(Collected data entries)
======

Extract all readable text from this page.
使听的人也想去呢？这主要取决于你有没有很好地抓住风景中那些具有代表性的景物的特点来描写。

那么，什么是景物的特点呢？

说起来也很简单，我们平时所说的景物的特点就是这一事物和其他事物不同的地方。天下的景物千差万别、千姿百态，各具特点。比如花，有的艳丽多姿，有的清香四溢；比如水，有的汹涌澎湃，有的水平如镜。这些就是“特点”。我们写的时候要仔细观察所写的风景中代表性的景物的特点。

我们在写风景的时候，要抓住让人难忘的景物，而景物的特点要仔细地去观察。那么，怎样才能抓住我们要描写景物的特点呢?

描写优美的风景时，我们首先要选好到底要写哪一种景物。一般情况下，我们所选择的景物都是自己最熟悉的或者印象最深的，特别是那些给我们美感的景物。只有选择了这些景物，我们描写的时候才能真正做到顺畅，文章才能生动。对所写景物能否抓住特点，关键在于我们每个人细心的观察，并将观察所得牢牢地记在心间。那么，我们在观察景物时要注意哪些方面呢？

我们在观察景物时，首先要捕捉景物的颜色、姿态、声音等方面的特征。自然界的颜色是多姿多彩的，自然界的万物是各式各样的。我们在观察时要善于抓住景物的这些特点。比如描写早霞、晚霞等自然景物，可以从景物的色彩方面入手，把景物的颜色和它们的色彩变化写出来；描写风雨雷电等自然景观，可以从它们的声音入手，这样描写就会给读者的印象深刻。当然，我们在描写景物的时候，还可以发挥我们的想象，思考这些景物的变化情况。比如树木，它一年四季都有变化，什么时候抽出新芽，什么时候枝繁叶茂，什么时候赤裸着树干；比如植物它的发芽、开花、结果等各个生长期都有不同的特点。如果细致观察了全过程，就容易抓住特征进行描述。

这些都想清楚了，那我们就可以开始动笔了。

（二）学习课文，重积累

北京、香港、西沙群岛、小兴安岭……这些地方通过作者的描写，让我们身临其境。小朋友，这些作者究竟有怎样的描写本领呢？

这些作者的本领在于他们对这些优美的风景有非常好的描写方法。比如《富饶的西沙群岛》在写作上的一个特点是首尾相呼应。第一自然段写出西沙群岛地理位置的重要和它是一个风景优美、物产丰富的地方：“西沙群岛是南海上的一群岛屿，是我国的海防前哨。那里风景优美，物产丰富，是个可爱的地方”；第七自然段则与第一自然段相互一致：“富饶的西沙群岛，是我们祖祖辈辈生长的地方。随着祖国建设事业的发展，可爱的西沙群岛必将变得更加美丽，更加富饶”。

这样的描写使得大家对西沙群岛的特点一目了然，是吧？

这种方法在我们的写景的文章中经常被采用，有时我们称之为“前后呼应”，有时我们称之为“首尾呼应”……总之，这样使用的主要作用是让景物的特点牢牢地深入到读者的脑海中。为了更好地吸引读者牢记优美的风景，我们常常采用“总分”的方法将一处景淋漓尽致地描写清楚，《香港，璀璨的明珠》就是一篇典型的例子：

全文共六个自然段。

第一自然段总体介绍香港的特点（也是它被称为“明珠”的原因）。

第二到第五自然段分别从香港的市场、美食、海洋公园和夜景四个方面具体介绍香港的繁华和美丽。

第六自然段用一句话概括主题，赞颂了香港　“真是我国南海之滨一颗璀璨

======

- _EXERCISE TASK_
Using the data above, output each line exactly.

- _FINAL RESULT_
Extract all readable text from this page.
使听的人也想去呢？这主要取决于你有没有很好地抓住风景中那些具有代表性的景物的特点来描写。

那么，什么是景物的特点呢？

说起来也很简单，我们平时所说的景物的特点就是这一事物和其他事物不同的地方。天下的景物千差万别、千姿百态，各具特点。比如花，有的艳丽多姿，有的清香四溢；比如水，有的汹涌澎湃，有的水平如镜。这些就是“特点”。我们写的时候要仔细观察所写的风景中代表性的景物的特点。

我们在写风景的时候，要抓住让人难忘的景物，而景物的特点要仔细地去观察。那么，怎样才能抓住我们要描写景物的特点呢?

描写优美的风景时，我们首先要选好到底要写哪一种景物。一般情况下，我们所选择的景物都是自己最熟悉的或者印象最深的，特别是那些给我们美感的景物。只有选择了这些景物，我们描写的时候才能真正做到顺畅，文章才能生动。对所写景物能否抓住特点，关键在于我们每个人细心的观察，并将观察所得牢牢地记在心间。那么，我们在观察景物时要注意哪些方面呢？

我们在观察景物时，首先要捕捉景物的颜色、姿态、声音等方面的特征。自然界的颜色是多姿多彩的，自然界的万物是各式各样的。我们在观察时要善于抓住景物的这些特点。比如描写早霞、晚霞等自然景物，可以从景物的色彩方面入手，把景物的颜色和它们的色彩变化写出来；描写风雨雷电等自然景观，可以从它们的声音入手，这样描写就会给读者的印象深刻。当然，我们在描写景物的时候，还可以发挥我们的想象，思考这些景物的变化情况。比如树木，它一年四季都有变化，什么时候抽出新芽，什么时候枝繁叶茂，什么时候赤裸着树干；比如植物它的发芽、开花、结果等各个生长期都有不同的特点。如果细致观察了全过程，就容易抓住特征进行描述。

这些都想清楚了，那我们就可以开始动笔了。

（二）学习课文，重积累

北京、香港、西沙群岛、小兴安岭……这些地方通过作者的描写，让我们身临其境。小朋友，这些作者究竟有怎样的描写本领呢？

这些作者的本领在于他们对这些优美的风景有非常好的描写方法。比如《富饶的西沙群岛》在写作上的一个特点是首尾相呼应。第一自然段写出西沙群岛地理位置的重要和它是一个风景优美、物产丰富的地方：“西沙群岛是南海上的一群岛屿，是我国的海防前哨。那里风景优美，物产丰富，是个可爱的地方”；第七自然段则与第一自然段相互一致：“富饶的西沙群岛，是我们祖祖辈辈生长的地方。随着祖国建设事业的发展，可爱的西沙群岛必将变得更加美丽，更加富饶”。

这样的描写使得大家对西沙群岛的特点一目了然，是吧？

这种方法在我们的写景的文章中经常被采用，有时我们称之为“前后呼应”，有时我们称之为“首尾呼应”……总之，这样使用的主要作用是让景物的特点牢牢地深入到读者的脑海中。为了更好地吸引读者牢记优美的风景，我们常常采用“总分”的方法将一处景淋漓尽致地描写清楚，《香港，璀璨的明珠》就是一篇典型的例子：

全文共六个自然段。

第一自然段总体介绍香港的特点（也是它被称为“明珠”的原因）。

第二到第五自然段分别从香港的市场、美食、海洋公园和夜景四个方面具体介绍香港的繁华和美丽。

第六自然段用一句话概括主题，赞颂了香港　“真是我国南海之滨一颗璀璨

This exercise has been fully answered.